What is needed: Leave out the pictures and copy everything else in the entries exactly.
#### Supplied records
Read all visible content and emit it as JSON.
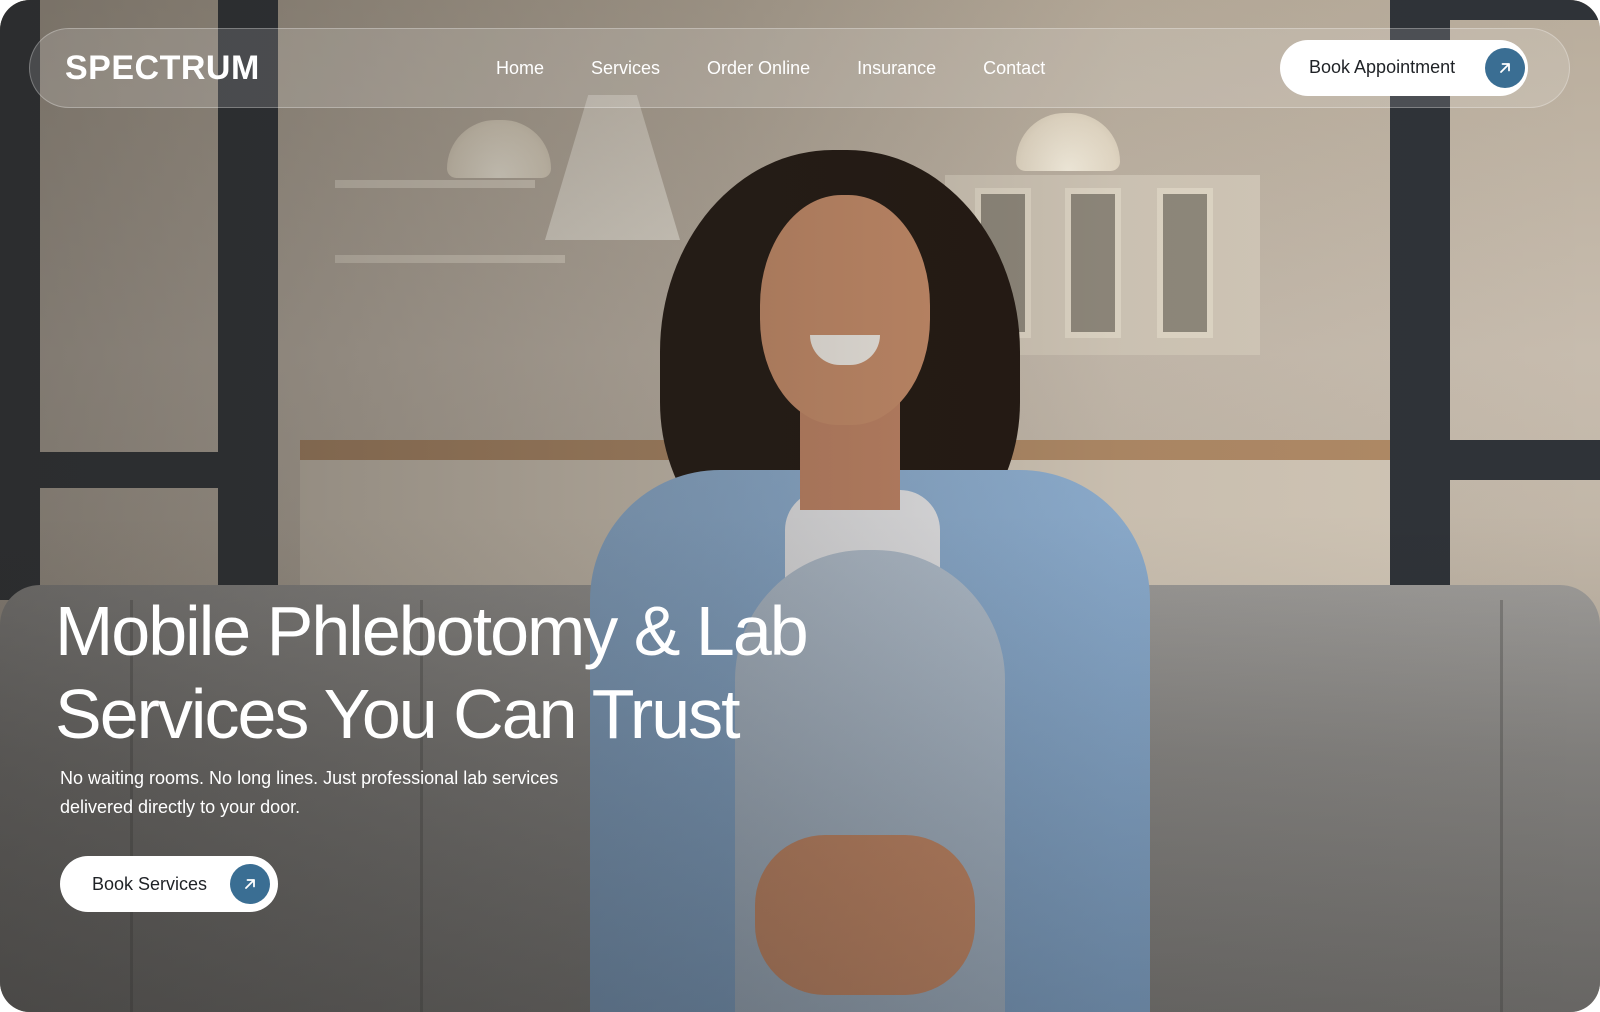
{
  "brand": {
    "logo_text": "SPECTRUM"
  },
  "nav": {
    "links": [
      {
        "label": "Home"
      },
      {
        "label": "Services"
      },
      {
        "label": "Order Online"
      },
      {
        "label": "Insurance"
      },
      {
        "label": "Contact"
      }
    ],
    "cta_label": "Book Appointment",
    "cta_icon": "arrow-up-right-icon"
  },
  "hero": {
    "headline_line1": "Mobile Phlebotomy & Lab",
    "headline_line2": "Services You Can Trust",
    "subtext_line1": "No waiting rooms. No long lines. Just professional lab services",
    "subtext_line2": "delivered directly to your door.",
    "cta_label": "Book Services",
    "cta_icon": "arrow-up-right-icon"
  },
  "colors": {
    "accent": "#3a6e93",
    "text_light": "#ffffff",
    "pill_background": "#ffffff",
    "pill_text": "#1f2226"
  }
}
########
Result of this exercise:
Read all visible content and emit it as JSON.
{
  "brand": {
    "logo_text": "SPECTRUM"
  },
  "nav": {
    "links": [
      {
        "label": "Home"
      },
      {
        "label": "Services"
      },
      {
        "label": "Order Online"
      },
      {
        "label": "Insurance"
      },
      {
        "label": "Contact"
      }
    ],
    "cta_label": "Book Appointment",
    "cta_icon": "arrow-up-right-icon"
  },
  "hero": {
    "headline_line1": "Mobile Phlebotomy & Lab",
    "headline_line2": "Services You Can Trust",
    "subtext_line1": "No waiting rooms. No long lines. Just professional lab services",
    "subtext_line2": "delivered directly to your door.",
    "cta_label": "Book Services",
    "cta_icon": "arrow-up-right-icon"
  },
  "colors": {
    "accent": "#3a6e93",
    "text_light": "#ffffff",
    "pill_background": "#ffffff",
    "pill_text": "#1f2226"
  }
}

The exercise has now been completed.